**Instruction:**
Copy all the entries word for word, but omit the pictures.

── Material to process

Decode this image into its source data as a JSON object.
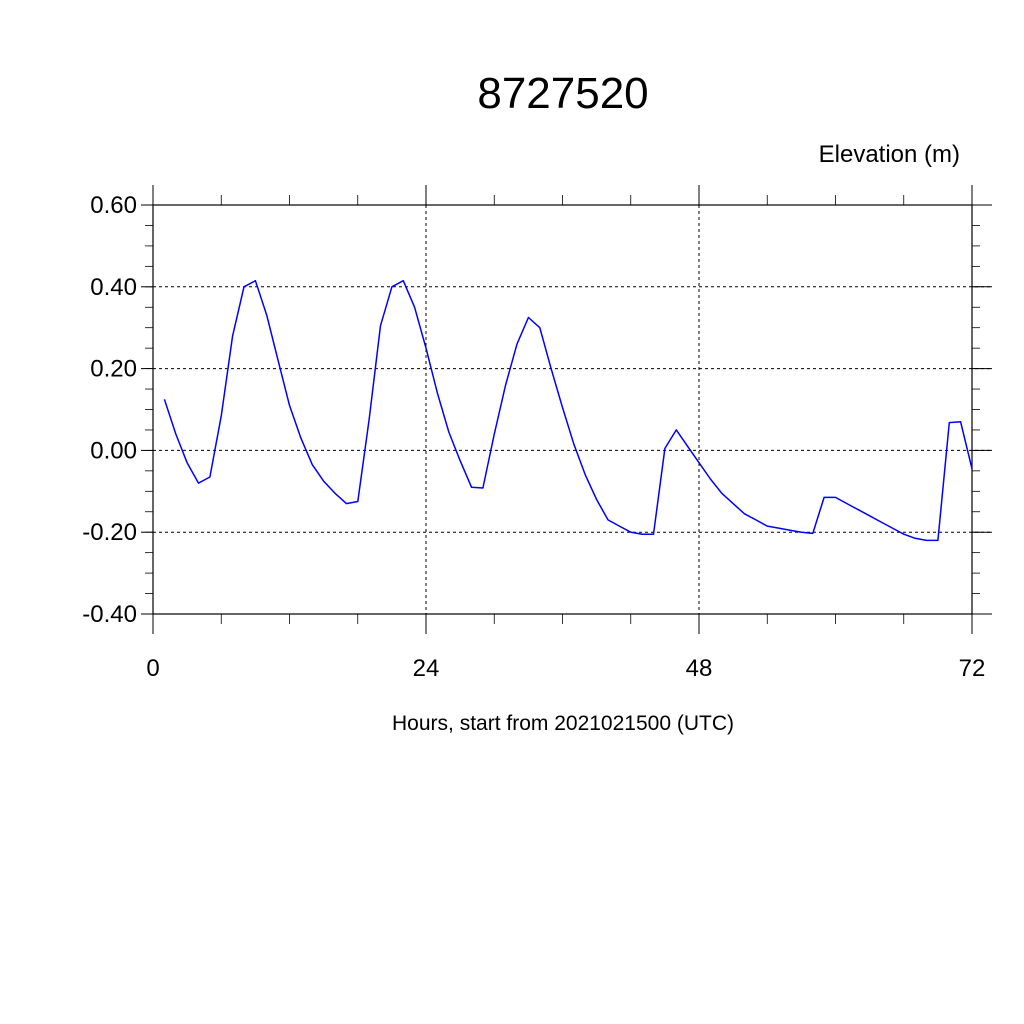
{
  "chart_data": {
    "type": "line",
    "title": "8727520",
    "ylabel": "Elevation (m)",
    "xlabel": "Hours, start from 2021021500 (UTC)",
    "xlim": [
      0,
      72
    ],
    "ylim": [
      -0.4,
      0.6
    ],
    "x_ticks": [
      0,
      24,
      48,
      72
    ],
    "x_tick_labels": [
      "0",
      "24",
      "48",
      "72"
    ],
    "y_ticks": [
      -0.4,
      -0.2,
      0.0,
      0.2,
      0.4,
      0.6
    ],
    "y_tick_labels": [
      "-0.40",
      "-0.20",
      "0.00",
      "0.20",
      "0.40",
      "0.60"
    ],
    "grid": true,
    "grid_style": "dashed",
    "series": [
      {
        "color": "#0000ff",
        "x": [
          1,
          2,
          3,
          4,
          5,
          6,
          7,
          8,
          9,
          10,
          11,
          12,
          13,
          14,
          15,
          16,
          17,
          18,
          19,
          20,
          21,
          22,
          23,
          24,
          25,
          26,
          27,
          28,
          29,
          30,
          31,
          32,
          33,
          34,
          35,
          36,
          37,
          38,
          39,
          40,
          41,
          42,
          43,
          44,
          45,
          46,
          47,
          48,
          49,
          50,
          51,
          52,
          53,
          54,
          55,
          56,
          57,
          58,
          59,
          60,
          61,
          62,
          63,
          64,
          65,
          66,
          67,
          68,
          69,
          70,
          71,
          72
        ],
        "y": [
          0.125,
          0.04,
          -0.03,
          -0.08,
          -0.065,
          0.085,
          0.28,
          0.4,
          0.415,
          0.33,
          0.22,
          0.11,
          0.03,
          -0.035,
          -0.075,
          -0.105,
          -0.13,
          -0.125,
          0.075,
          0.305,
          0.4,
          0.415,
          0.35,
          0.25,
          0.14,
          0.045,
          -0.025,
          -0.09,
          -0.092,
          0.04,
          0.16,
          0.26,
          0.325,
          0.3,
          0.2,
          0.105,
          0.015,
          -0.06,
          -0.12,
          -0.17,
          -0.185,
          -0.2,
          -0.205,
          -0.205,
          0.005,
          0.05,
          0.01,
          -0.03,
          -0.07,
          -0.105,
          -0.13,
          -0.155,
          -0.17,
          -0.185,
          -0.19,
          -0.195,
          -0.2,
          -0.203,
          -0.115,
          -0.115,
          -0.13,
          -0.145,
          -0.16,
          -0.175,
          -0.19,
          -0.205,
          -0.215,
          -0.22,
          -0.22,
          0.068,
          0.07,
          -0.045
        ]
      }
    ]
  }
}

────

**Complete response:**
Decode this image into its source data as a JSON object.
{
  "chart_data": {
    "type": "line",
    "title": "8727520",
    "ylabel": "Elevation (m)",
    "xlabel": "Hours, start from 2021021500 (UTC)",
    "xlim": [
      0,
      72
    ],
    "ylim": [
      -0.4,
      0.6
    ],
    "x_ticks": [
      0,
      24,
      48,
      72
    ],
    "x_tick_labels": [
      "0",
      "24",
      "48",
      "72"
    ],
    "y_ticks": [
      -0.4,
      -0.2,
      0.0,
      0.2,
      0.4,
      0.6
    ],
    "y_tick_labels": [
      "-0.40",
      "-0.20",
      "0.00",
      "0.20",
      "0.40",
      "0.60"
    ],
    "grid": true,
    "grid_style": "dashed",
    "series": [
      {
        "color": "#0000ff",
        "x": [
          1,
          2,
          3,
          4,
          5,
          6,
          7,
          8,
          9,
          10,
          11,
          12,
          13,
          14,
          15,
          16,
          17,
          18,
          19,
          20,
          21,
          22,
          23,
          24,
          25,
          26,
          27,
          28,
          29,
          30,
          31,
          32,
          33,
          34,
          35,
          36,
          37,
          38,
          39,
          40,
          41,
          42,
          43,
          44,
          45,
          46,
          47,
          48,
          49,
          50,
          51,
          52,
          53,
          54,
          55,
          56,
          57,
          58,
          59,
          60,
          61,
          62,
          63,
          64,
          65,
          66,
          67,
          68,
          69,
          70,
          71,
          72
        ],
        "y": [
          0.125,
          0.04,
          -0.03,
          -0.08,
          -0.065,
          0.085,
          0.28,
          0.4,
          0.415,
          0.33,
          0.22,
          0.11,
          0.03,
          -0.035,
          -0.075,
          -0.105,
          -0.13,
          -0.125,
          0.075,
          0.305,
          0.4,
          0.415,
          0.35,
          0.25,
          0.14,
          0.045,
          -0.025,
          -0.09,
          -0.092,
          0.04,
          0.16,
          0.26,
          0.325,
          0.3,
          0.2,
          0.105,
          0.015,
          -0.06,
          -0.12,
          -0.17,
          -0.185,
          -0.2,
          -0.205,
          -0.205,
          0.005,
          0.05,
          0.01,
          -0.03,
          -0.07,
          -0.105,
          -0.13,
          -0.155,
          -0.17,
          -0.185,
          -0.19,
          -0.195,
          -0.2,
          -0.203,
          -0.115,
          -0.115,
          -0.13,
          -0.145,
          -0.16,
          -0.175,
          -0.19,
          -0.205,
          -0.215,
          -0.22,
          -0.22,
          0.068,
          0.07,
          -0.045
        ]
      }
    ]
  }
}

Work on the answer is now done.